=== PROBLEM TO SOLVE ===
Report how many lines contain "JSON". The answer is a single number.

=== LISTED RECORDS ===
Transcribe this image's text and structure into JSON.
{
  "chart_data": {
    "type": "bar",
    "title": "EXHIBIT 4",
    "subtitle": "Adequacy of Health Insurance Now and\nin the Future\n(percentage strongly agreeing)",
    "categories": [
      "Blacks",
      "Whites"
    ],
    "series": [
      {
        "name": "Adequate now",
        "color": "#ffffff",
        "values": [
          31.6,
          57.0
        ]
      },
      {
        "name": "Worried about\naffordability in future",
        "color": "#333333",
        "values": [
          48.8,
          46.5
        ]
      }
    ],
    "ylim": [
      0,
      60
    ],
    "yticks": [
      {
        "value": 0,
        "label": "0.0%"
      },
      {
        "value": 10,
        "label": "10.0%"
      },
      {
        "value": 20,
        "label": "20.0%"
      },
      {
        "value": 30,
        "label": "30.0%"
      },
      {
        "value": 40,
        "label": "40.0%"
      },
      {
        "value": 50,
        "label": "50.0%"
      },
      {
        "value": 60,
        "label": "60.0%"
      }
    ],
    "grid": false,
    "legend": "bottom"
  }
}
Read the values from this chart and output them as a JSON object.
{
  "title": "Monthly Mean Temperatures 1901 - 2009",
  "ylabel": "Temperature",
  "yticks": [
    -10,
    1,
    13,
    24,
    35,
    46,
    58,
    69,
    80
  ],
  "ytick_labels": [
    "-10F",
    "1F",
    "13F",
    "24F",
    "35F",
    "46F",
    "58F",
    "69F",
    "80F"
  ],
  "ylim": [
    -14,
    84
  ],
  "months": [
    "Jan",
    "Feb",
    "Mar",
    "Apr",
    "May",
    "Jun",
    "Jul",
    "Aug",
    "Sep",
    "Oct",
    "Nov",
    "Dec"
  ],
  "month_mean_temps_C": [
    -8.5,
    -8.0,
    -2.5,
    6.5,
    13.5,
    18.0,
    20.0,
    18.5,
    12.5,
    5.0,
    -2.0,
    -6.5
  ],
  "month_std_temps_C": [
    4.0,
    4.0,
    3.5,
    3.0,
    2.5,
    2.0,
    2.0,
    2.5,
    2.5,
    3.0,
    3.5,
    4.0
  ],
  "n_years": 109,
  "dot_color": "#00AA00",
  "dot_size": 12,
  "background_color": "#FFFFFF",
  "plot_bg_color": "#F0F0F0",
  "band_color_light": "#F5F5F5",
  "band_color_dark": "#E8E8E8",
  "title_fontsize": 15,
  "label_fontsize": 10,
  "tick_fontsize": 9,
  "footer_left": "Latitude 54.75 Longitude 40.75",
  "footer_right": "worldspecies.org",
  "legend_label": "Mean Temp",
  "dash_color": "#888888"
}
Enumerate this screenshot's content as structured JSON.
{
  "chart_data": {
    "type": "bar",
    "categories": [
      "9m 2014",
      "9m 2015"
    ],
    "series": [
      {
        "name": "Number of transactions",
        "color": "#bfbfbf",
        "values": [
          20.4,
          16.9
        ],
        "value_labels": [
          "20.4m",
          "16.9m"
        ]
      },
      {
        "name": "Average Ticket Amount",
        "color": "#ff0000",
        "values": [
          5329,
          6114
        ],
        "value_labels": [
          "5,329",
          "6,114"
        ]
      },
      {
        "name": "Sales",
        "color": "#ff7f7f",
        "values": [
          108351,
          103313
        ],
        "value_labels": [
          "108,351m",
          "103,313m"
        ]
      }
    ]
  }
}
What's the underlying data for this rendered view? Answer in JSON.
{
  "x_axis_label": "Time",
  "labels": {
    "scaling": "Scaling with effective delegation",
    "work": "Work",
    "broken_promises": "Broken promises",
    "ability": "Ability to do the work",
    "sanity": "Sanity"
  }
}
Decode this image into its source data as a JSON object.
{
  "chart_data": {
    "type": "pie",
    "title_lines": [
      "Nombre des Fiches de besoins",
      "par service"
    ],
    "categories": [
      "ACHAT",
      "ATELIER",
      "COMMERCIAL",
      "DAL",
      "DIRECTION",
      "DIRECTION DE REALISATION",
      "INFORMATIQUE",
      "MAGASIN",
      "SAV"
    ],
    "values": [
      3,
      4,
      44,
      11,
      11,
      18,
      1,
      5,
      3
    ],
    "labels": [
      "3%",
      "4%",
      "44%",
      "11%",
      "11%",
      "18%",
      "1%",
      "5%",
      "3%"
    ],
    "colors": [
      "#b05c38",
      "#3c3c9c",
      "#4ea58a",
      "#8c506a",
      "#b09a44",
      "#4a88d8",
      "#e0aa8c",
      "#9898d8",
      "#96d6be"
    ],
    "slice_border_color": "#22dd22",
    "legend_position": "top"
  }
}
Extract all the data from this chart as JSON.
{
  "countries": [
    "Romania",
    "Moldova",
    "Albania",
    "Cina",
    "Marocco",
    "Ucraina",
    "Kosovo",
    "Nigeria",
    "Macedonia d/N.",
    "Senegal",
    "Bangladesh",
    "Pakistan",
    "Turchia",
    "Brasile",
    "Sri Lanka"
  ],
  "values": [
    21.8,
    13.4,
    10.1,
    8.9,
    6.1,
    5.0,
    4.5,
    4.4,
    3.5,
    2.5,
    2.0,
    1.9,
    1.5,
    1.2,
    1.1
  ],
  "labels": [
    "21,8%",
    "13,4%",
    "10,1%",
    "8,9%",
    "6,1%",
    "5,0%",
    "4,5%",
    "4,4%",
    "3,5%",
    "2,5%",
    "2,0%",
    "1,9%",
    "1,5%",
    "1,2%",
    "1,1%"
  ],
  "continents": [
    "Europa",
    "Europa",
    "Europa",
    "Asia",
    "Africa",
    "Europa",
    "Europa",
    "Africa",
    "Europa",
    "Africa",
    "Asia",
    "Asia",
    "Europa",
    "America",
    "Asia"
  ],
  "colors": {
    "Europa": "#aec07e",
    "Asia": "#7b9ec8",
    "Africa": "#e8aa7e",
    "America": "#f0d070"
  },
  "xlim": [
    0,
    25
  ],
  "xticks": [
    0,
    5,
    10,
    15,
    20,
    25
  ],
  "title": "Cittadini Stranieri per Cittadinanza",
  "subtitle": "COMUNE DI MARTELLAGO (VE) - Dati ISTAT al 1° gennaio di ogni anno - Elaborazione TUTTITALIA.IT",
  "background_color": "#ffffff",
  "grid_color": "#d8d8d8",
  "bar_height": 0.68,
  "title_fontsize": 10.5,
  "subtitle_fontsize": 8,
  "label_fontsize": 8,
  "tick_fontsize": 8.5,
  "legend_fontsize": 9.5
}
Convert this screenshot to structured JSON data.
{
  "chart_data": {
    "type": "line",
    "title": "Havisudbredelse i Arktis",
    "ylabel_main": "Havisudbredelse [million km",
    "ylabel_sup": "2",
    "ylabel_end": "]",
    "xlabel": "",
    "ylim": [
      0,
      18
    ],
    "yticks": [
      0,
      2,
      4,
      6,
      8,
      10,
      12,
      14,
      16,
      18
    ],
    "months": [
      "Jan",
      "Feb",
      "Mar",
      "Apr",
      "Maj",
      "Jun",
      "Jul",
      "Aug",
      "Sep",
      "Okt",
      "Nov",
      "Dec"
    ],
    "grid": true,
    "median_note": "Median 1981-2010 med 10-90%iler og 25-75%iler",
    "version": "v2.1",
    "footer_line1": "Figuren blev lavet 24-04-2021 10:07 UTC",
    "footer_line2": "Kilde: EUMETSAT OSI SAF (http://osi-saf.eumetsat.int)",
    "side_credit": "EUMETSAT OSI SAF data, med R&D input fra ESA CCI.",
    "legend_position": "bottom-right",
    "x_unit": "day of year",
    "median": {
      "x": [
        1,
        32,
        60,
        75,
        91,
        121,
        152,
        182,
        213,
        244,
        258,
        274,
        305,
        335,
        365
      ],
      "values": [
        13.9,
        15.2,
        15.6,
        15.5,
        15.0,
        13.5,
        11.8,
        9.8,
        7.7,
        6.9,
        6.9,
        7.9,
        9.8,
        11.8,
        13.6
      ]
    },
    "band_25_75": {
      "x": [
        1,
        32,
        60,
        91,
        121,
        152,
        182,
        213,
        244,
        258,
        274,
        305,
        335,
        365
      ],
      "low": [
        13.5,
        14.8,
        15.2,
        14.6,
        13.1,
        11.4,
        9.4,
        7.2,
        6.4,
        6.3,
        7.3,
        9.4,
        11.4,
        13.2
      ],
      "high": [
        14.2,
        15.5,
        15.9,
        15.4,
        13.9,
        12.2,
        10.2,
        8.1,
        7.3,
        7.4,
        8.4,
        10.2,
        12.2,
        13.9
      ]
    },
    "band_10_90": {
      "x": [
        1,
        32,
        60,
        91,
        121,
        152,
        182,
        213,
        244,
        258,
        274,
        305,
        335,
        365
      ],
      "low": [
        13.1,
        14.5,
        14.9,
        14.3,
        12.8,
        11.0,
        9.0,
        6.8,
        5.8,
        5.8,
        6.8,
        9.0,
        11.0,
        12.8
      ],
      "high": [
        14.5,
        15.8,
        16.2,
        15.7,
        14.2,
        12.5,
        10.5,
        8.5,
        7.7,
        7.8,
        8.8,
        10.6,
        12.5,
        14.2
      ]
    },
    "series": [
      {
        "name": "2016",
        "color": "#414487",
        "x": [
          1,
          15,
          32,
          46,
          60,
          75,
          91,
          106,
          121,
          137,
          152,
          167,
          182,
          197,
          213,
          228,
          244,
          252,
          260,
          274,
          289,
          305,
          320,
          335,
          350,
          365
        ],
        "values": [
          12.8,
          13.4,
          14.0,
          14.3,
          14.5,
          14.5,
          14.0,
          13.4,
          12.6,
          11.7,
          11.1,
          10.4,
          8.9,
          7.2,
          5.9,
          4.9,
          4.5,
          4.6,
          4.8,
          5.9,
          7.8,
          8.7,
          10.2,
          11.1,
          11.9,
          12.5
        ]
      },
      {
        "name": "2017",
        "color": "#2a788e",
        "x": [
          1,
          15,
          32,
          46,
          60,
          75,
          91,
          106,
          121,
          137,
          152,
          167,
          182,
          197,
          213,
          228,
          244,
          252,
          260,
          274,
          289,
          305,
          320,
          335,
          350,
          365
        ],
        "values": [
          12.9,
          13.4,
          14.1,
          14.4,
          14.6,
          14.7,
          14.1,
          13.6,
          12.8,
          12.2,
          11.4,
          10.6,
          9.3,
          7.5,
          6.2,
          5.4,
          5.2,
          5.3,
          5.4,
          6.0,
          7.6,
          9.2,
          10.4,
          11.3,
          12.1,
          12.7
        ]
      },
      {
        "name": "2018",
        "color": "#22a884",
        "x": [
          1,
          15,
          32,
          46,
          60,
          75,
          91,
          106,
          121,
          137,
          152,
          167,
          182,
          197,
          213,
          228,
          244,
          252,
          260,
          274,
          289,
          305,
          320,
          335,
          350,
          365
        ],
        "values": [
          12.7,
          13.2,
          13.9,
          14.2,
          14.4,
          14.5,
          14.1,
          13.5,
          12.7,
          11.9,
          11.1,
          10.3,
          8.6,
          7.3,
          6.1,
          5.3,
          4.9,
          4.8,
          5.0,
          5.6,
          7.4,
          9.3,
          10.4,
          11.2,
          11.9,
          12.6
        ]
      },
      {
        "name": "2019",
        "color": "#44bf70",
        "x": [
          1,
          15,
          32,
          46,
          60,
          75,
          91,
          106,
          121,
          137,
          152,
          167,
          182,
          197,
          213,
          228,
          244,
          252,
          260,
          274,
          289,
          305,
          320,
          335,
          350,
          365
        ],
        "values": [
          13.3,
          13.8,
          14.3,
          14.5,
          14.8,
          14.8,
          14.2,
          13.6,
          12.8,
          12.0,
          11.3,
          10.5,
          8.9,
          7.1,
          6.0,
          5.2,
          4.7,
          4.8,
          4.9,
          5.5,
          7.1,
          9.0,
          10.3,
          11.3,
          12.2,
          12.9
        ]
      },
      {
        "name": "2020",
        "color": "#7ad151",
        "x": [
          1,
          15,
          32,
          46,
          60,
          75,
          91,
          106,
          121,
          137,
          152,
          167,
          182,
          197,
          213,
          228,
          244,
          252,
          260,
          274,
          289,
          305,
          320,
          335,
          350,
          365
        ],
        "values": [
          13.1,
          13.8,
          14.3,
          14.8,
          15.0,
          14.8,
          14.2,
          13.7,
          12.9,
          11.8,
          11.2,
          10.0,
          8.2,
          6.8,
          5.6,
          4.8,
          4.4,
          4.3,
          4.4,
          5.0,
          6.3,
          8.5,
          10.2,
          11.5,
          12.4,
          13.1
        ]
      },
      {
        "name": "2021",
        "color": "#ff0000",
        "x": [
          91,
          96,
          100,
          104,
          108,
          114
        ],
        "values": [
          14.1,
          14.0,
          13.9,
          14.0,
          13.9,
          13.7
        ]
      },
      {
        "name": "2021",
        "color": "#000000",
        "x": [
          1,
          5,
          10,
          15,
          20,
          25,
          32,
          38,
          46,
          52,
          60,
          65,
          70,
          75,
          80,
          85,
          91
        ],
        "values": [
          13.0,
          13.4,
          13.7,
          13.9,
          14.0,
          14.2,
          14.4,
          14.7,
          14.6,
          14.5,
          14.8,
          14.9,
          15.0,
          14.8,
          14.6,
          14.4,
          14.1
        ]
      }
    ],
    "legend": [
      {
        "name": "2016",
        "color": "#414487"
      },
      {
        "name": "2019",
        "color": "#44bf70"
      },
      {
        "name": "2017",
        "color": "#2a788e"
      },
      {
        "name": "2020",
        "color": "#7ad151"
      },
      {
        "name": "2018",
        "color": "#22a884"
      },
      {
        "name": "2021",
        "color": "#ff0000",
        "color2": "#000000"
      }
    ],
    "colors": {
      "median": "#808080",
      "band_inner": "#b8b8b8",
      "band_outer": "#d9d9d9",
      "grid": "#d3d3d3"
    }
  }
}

=== EXERCISE OUTPUT ===
7